§ **Problem to work on**
Gather all lines in the entries below that include the word "JSON".

─── Dataset rows

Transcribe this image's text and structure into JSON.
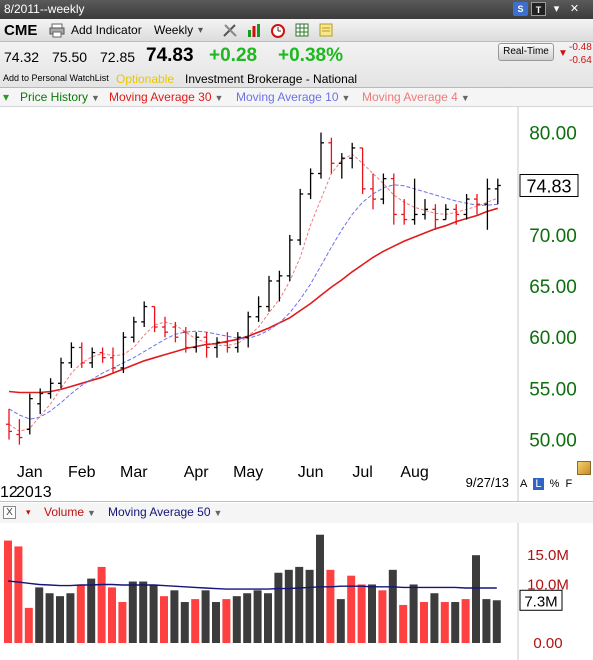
{
  "titlebar": {
    "title": "8/2011--weekly",
    "s_button": "S",
    "t_button": "T",
    "menu_arrow": "▾",
    "close": "✕"
  },
  "toolbar": {
    "symbol": "CME",
    "add_indicator": "Add Indicator",
    "period": "Weekly",
    "period_arrow": "▾"
  },
  "quote": {
    "open": "74.32",
    "high": "75.50",
    "low": "72.85",
    "last": "74.83",
    "change": "+0.28",
    "change_pct": "+0.38%",
    "watchlist_link": "Add to Personal WatchList",
    "optionable": "Optionable",
    "category": "Investment Brokerage - National",
    "realtime_button": "Real-Time",
    "rt_change_1": "-0.48",
    "rt_change_2": "-0.64"
  },
  "legend": {
    "price_history": "Price History",
    "ma30": "Moving Average 30",
    "ma10": "Moving Average 10",
    "ma4": "Moving Average 4"
  },
  "volume_legend": {
    "close_icon": "X",
    "volume": "Volume",
    "ma50": "Moving Average 50"
  },
  "side_icons": {
    "a": "A",
    "l": "L",
    "pct": "%",
    "f": "F"
  },
  "colors": {
    "up": "#000000",
    "down": "#e8141c",
    "ma30": "#e01b1b",
    "ma10": "#6c73e6",
    "ma4": "#f07a7a",
    "vol_up": "#3c3c3c",
    "vol_down": "#ff4040",
    "vol_ma50": "#14147a",
    "axis_green": "#0d6e0d",
    "axis_red": "#b01010"
  },
  "chart_data": [
    {
      "type": "ohlc",
      "x_labels": [
        "Jan",
        "Feb",
        "Mar",
        "Apr",
        "May",
        "Jun",
        "Jul",
        "Aug"
      ],
      "x_label_bar_index": [
        2,
        7,
        12,
        18,
        23,
        29,
        34,
        39
      ],
      "year_label": "2013",
      "left_label": "12",
      "date_label": "9/27/13",
      "ylim": [
        48,
        82
      ],
      "yticks": [
        50,
        55,
        60,
        65,
        70,
        75,
        80
      ],
      "ytick_labels": [
        "50.00",
        "55.00",
        "60.00",
        "65.00",
        "70.00",
        "",
        "80.00"
      ],
      "last_price_label": "74.83",
      "last_price": 74.83,
      "bars": [
        {
          "o": 51.5,
          "h": 53.0,
          "l": 50.0,
          "c": 50.8
        },
        {
          "o": 50.5,
          "h": 52.0,
          "l": 49.5,
          "c": 50.2
        },
        {
          "o": 51.0,
          "h": 54.5,
          "l": 50.5,
          "c": 54.0
        },
        {
          "o": 53.5,
          "h": 55.0,
          "l": 52.5,
          "c": 54.5
        },
        {
          "o": 54.5,
          "h": 56.0,
          "l": 54.0,
          "c": 55.5
        },
        {
          "o": 55.5,
          "h": 58.0,
          "l": 55.0,
          "c": 57.5
        },
        {
          "o": 57.5,
          "h": 59.5,
          "l": 57.0,
          "c": 59.0
        },
        {
          "o": 59.0,
          "h": 59.5,
          "l": 57.0,
          "c": 57.5
        },
        {
          "o": 57.5,
          "h": 59.0,
          "l": 57.0,
          "c": 58.5
        },
        {
          "o": 58.5,
          "h": 59.0,
          "l": 57.5,
          "c": 58.0
        },
        {
          "o": 58.0,
          "h": 59.0,
          "l": 56.5,
          "c": 57.0
        },
        {
          "o": 57.0,
          "h": 60.5,
          "l": 56.5,
          "c": 60.0
        },
        {
          "o": 60.0,
          "h": 62.0,
          "l": 59.5,
          "c": 61.5
        },
        {
          "o": 61.5,
          "h": 63.5,
          "l": 61.0,
          "c": 63.0
        },
        {
          "o": 63.0,
          "h": 63.0,
          "l": 60.5,
          "c": 61.0
        },
        {
          "o": 61.0,
          "h": 62.0,
          "l": 60.0,
          "c": 60.5
        },
        {
          "o": 61.0,
          "h": 61.5,
          "l": 59.5,
          "c": 60.0
        },
        {
          "o": 60.5,
          "h": 61.0,
          "l": 58.5,
          "c": 59.0
        },
        {
          "o": 59.0,
          "h": 60.5,
          "l": 58.5,
          "c": 60.0
        },
        {
          "o": 60.0,
          "h": 60.5,
          "l": 58.0,
          "c": 59.0
        },
        {
          "o": 59.0,
          "h": 60.0,
          "l": 58.0,
          "c": 59.5
        },
        {
          "o": 59.5,
          "h": 60.5,
          "l": 58.5,
          "c": 59.0
        },
        {
          "o": 59.0,
          "h": 60.5,
          "l": 58.5,
          "c": 60.0
        },
        {
          "o": 60.0,
          "h": 62.5,
          "l": 59.0,
          "c": 62.0
        },
        {
          "o": 62.0,
          "h": 64.0,
          "l": 61.5,
          "c": 63.0
        },
        {
          "o": 63.0,
          "h": 66.0,
          "l": 62.5,
          "c": 65.5
        },
        {
          "o": 65.5,
          "h": 66.5,
          "l": 63.5,
          "c": 66.0
        },
        {
          "o": 66.0,
          "h": 70.0,
          "l": 65.5,
          "c": 69.5
        },
        {
          "o": 69.5,
          "h": 74.5,
          "l": 69.0,
          "c": 74.0
        },
        {
          "o": 74.0,
          "h": 76.5,
          "l": 73.5,
          "c": 76.0
        },
        {
          "o": 76.0,
          "h": 80.0,
          "l": 75.5,
          "c": 79.0
        },
        {
          "o": 79.0,
          "h": 79.5,
          "l": 76.0,
          "c": 77.0
        },
        {
          "o": 77.0,
          "h": 78.0,
          "l": 75.5,
          "c": 77.5
        },
        {
          "o": 77.5,
          "h": 79.0,
          "l": 76.5,
          "c": 78.5
        },
        {
          "o": 78.5,
          "h": 78.5,
          "l": 74.0,
          "c": 74.5
        },
        {
          "o": 74.5,
          "h": 76.0,
          "l": 72.5,
          "c": 73.5
        },
        {
          "o": 73.5,
          "h": 76.0,
          "l": 73.0,
          "c": 75.5
        },
        {
          "o": 75.5,
          "h": 76.0,
          "l": 71.0,
          "c": 72.0
        },
        {
          "o": 72.0,
          "h": 73.5,
          "l": 71.0,
          "c": 71.5
        },
        {
          "o": 71.5,
          "h": 75.5,
          "l": 71.0,
          "c": 72.0
        },
        {
          "o": 72.0,
          "h": 73.5,
          "l": 71.5,
          "c": 72.5
        },
        {
          "o": 72.5,
          "h": 73.0,
          "l": 70.5,
          "c": 71.5
        },
        {
          "o": 71.5,
          "h": 73.0,
          "l": 71.5,
          "c": 72.5
        },
        {
          "o": 72.5,
          "h": 73.0,
          "l": 71.0,
          "c": 72.0
        },
        {
          "o": 72.0,
          "h": 74.0,
          "l": 71.5,
          "c": 73.5
        },
        {
          "o": 73.5,
          "h": 74.0,
          "l": 72.0,
          "c": 73.0
        },
        {
          "o": 73.0,
          "h": 75.5,
          "l": 70.5,
          "c": 74.5
        },
        {
          "o": 74.5,
          "h": 75.5,
          "l": 73.0,
          "c": 74.83
        }
      ],
      "ma30": [
        54.7,
        54.6,
        54.6,
        54.6,
        54.7,
        54.9,
        55.2,
        55.5,
        55.8,
        56.1,
        56.5,
        56.9,
        57.3,
        57.7,
        58.0,
        58.3,
        58.6,
        58.9,
        59.1,
        59.3,
        59.4,
        59.6,
        59.8,
        60.1,
        60.5,
        60.9,
        61.4,
        61.9,
        62.6,
        63.3,
        64.1,
        64.9,
        65.6,
        66.4,
        67.1,
        67.8,
        68.4,
        68.9,
        69.4,
        69.8,
        70.2,
        70.6,
        70.9,
        71.3,
        71.6,
        71.9,
        72.3,
        72.6
      ],
      "ma10": [
        53.0,
        52.4,
        52.0,
        52.2,
        52.8,
        53.6,
        54.5,
        55.3,
        55.9,
        56.5,
        57.0,
        57.5,
        58.0,
        58.6,
        59.2,
        59.8,
        60.3,
        60.5,
        60.6,
        60.5,
        60.3,
        60.1,
        59.9,
        59.9,
        60.2,
        60.7,
        61.4,
        62.4,
        63.7,
        65.2,
        67.0,
        68.8,
        70.5,
        72.0,
        73.2,
        74.0,
        74.6,
        74.9,
        74.8,
        74.5,
        74.2,
        73.9,
        73.6,
        73.3,
        73.1,
        72.9,
        72.9,
        73.0
      ],
      "ma4": [
        51.5,
        50.8,
        51.1,
        52.3,
        53.5,
        55.0,
        56.5,
        57.5,
        58.1,
        58.4,
        58.2,
        58.3,
        59.0,
        60.2,
        61.2,
        61.5,
        61.2,
        60.5,
        59.8,
        59.5,
        59.2,
        59.2,
        59.4,
        60.1,
        61.0,
        62.4,
        63.7,
        65.5,
        67.8,
        71.0,
        73.5,
        76.0,
        77.3,
        77.9,
        77.0,
        76.0,
        75.0,
        73.9,
        73.2,
        72.7,
        72.4,
        72.1,
        72.0,
        72.2,
        72.5,
        72.8,
        73.2,
        73.6
      ]
    },
    {
      "type": "bar",
      "series_name": "Volume",
      "ylim": [
        0,
        20
      ],
      "yticks": [
        0,
        5,
        10,
        15
      ],
      "ytick_labels": [
        "0.00",
        "",
        "10.0M",
        "15.0M"
      ],
      "last_value_label": "7.3M",
      "last_value": 7.3,
      "values": [
        17.5,
        16.5,
        6.0,
        9.5,
        8.5,
        8.0,
        8.5,
        10.0,
        11.0,
        13.0,
        9.5,
        7.0,
        10.5,
        10.5,
        10.0,
        8.0,
        9.0,
        7.0,
        7.5,
        9.0,
        7.0,
        7.5,
        8.0,
        8.5,
        9.0,
        8.5,
        12.0,
        12.5,
        13.0,
        12.5,
        18.5,
        12.5,
        7.5,
        11.5,
        10.0,
        10.0,
        9.0,
        12.5,
        6.5,
        10.0,
        7.0,
        8.5,
        7.0,
        7.0,
        7.5,
        15.0,
        7.5,
        7.3
      ],
      "up": [
        false,
        false,
        false,
        true,
        true,
        true,
        true,
        false,
        true,
        false,
        false,
        false,
        true,
        true,
        true,
        false,
        true,
        true,
        false,
        true,
        true,
        false,
        true,
        true,
        true,
        true,
        true,
        true,
        true,
        true,
        true,
        false,
        true,
        false,
        false,
        true,
        false,
        true,
        false,
        true,
        false,
        true,
        false,
        true,
        false,
        true,
        true,
        true
      ],
      "ma50": [
        10.6,
        10.4,
        10.2,
        10.0,
        9.9,
        9.8,
        9.8,
        9.9,
        9.9,
        10.0,
        10.0,
        9.9,
        9.9,
        9.9,
        9.9,
        9.8,
        9.7,
        9.6,
        9.5,
        9.4,
        9.3,
        9.2,
        9.2,
        9.2,
        9.2,
        9.2,
        9.3,
        9.3,
        9.4,
        9.5,
        9.6,
        9.6,
        9.7,
        9.7,
        9.7,
        9.6,
        9.6,
        9.6,
        9.5,
        9.5,
        9.5,
        9.5,
        9.5,
        9.5,
        9.4,
        9.4,
        9.4,
        9.4
      ]
    }
  ]
}
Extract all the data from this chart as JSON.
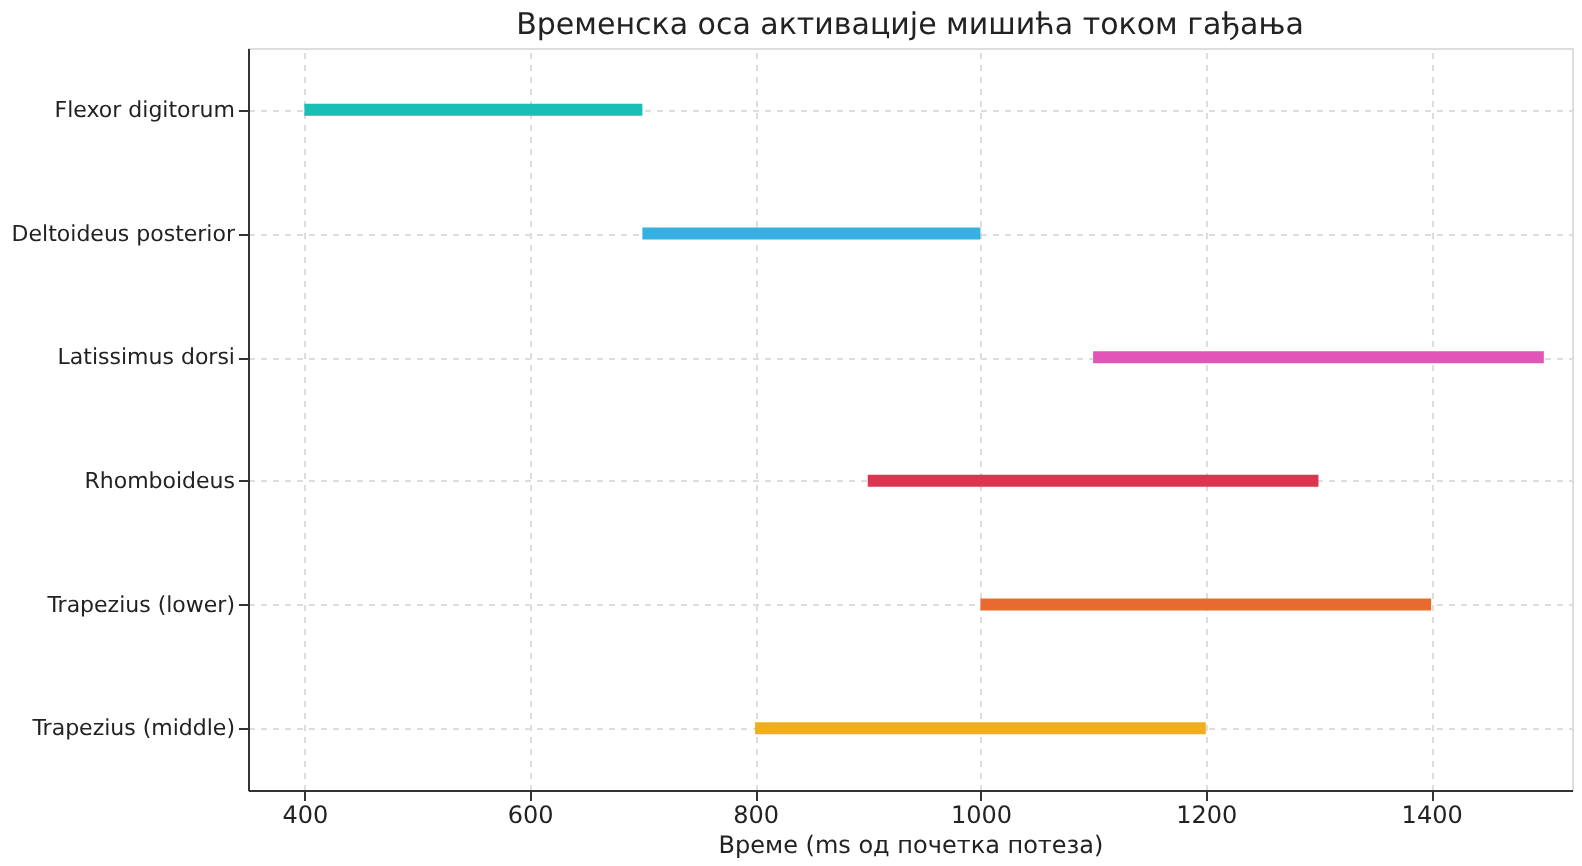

──────

§ **Completed exercise**
Transcribe this image's text and structure into JSON.
Extract all the data from this chart as JSON.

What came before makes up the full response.